*What you should do*:
Tally the lines of the listing that contain the string "with". Give the number and nothing else.

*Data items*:
========================================================================
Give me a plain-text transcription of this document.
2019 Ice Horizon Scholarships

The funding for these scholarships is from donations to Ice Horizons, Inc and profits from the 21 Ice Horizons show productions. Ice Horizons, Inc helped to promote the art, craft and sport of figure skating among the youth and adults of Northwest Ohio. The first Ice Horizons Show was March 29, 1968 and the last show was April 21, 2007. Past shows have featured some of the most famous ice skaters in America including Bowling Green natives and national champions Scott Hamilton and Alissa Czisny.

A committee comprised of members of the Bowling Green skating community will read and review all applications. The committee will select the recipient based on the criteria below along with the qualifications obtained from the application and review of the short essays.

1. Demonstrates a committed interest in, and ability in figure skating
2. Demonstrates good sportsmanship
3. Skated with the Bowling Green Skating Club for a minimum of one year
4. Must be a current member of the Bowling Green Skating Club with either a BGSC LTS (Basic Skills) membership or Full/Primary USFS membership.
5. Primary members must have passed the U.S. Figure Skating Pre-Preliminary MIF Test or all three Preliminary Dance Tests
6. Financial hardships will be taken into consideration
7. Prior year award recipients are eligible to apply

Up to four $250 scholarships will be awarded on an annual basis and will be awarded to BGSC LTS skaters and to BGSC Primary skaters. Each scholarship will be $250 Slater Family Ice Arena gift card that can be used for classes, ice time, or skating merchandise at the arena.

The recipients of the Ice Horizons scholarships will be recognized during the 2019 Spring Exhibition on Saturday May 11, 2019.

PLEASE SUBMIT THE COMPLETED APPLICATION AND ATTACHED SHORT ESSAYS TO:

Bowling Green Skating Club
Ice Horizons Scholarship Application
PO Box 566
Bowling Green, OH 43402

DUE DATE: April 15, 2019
========================================================================
*Task solution*:
3